- **EXERCISE DETAILS**: Report how many lines of the entries below contain the word "name", and nothing more.

(Structured figure records)
________________

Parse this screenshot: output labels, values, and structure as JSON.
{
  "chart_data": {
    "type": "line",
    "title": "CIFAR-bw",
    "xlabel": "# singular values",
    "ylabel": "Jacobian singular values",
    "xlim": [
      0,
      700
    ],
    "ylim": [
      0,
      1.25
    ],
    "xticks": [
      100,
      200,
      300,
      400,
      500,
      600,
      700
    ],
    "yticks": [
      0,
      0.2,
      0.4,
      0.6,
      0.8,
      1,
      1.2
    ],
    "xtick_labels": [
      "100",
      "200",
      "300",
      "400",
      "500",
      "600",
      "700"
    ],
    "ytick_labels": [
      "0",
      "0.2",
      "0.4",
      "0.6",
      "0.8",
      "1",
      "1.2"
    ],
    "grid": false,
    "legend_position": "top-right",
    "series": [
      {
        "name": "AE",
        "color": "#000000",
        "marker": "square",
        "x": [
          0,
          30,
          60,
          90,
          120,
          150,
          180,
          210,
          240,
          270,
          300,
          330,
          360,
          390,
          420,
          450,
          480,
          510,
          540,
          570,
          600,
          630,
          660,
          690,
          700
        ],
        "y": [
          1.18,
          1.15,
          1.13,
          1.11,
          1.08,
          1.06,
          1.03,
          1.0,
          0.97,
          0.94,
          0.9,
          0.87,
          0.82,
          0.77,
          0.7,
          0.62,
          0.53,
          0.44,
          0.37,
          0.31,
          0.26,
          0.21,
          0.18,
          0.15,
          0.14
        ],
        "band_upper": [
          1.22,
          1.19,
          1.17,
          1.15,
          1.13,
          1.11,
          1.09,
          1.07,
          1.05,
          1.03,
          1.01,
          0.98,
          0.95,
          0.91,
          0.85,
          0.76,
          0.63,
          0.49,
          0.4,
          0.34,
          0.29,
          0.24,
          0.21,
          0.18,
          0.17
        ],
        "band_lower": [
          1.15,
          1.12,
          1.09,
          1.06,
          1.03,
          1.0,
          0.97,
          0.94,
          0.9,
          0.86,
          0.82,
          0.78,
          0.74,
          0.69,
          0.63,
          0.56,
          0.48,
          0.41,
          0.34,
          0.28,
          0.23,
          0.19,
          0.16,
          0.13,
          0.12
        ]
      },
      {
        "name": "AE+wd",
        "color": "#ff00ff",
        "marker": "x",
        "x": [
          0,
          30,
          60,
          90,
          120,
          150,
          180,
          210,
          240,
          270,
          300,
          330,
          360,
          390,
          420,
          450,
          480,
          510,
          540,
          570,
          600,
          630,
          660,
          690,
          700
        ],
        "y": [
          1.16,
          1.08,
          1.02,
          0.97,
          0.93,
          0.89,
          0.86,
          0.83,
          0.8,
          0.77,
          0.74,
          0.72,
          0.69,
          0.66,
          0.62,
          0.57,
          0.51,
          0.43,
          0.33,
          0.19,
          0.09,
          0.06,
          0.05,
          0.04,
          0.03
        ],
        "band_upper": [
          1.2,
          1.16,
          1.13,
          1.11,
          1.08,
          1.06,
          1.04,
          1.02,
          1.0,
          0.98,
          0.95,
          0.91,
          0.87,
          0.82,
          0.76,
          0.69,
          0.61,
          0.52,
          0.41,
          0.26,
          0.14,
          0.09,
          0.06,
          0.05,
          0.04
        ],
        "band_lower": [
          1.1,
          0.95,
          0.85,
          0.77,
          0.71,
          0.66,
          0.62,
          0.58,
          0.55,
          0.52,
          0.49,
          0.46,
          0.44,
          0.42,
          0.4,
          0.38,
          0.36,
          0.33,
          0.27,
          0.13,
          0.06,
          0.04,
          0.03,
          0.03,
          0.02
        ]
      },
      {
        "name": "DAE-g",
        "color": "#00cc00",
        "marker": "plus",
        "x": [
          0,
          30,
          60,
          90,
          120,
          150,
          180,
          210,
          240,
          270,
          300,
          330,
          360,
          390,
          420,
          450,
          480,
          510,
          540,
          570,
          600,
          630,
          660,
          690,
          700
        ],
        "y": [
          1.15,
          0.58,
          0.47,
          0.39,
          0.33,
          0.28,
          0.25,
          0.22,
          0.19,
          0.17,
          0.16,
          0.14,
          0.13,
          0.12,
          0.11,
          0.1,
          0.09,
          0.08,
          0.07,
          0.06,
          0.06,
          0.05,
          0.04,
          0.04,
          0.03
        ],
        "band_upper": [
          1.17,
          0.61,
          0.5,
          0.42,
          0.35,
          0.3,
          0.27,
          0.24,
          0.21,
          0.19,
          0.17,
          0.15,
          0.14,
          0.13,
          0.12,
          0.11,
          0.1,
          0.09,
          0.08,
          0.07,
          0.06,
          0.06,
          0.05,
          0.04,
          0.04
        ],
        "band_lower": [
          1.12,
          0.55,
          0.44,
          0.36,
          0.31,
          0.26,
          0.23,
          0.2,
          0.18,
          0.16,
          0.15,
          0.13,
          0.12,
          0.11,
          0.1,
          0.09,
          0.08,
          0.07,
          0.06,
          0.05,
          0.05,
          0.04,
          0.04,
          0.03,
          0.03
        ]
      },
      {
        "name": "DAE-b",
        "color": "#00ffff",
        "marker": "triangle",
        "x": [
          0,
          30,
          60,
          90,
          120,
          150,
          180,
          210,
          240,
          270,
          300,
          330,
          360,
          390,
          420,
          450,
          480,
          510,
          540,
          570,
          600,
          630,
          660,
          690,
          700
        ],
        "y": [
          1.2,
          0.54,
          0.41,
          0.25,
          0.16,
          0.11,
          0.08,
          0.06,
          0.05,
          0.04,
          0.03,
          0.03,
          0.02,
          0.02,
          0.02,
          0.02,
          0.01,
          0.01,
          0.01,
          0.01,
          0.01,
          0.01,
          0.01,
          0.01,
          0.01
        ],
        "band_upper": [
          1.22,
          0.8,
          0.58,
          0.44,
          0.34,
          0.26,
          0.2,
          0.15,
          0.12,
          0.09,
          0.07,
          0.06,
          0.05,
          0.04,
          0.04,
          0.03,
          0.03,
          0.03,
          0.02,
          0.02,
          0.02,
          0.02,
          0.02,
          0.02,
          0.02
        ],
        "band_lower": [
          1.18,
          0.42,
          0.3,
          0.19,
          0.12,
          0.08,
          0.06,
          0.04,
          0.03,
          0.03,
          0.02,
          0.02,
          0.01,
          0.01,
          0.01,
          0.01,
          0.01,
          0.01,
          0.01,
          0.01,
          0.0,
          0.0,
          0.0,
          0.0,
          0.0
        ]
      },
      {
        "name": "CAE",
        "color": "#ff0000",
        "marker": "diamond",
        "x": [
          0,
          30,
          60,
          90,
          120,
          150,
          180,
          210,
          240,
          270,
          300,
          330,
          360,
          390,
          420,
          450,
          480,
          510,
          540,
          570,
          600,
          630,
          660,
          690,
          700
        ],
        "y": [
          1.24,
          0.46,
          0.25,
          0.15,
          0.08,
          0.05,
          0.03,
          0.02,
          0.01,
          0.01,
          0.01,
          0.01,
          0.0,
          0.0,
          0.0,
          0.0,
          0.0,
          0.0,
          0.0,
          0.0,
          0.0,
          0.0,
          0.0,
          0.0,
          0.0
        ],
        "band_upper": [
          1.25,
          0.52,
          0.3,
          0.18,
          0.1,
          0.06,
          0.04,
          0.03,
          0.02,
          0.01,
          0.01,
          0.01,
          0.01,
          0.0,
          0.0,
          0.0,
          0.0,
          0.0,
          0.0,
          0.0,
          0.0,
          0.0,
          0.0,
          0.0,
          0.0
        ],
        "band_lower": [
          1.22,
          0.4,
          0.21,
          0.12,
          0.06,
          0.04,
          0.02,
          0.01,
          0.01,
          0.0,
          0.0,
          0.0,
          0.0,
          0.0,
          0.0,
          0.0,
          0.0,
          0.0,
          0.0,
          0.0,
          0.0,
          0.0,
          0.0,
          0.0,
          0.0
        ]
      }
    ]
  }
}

________________

- **CORRECT OUTPUT**: 5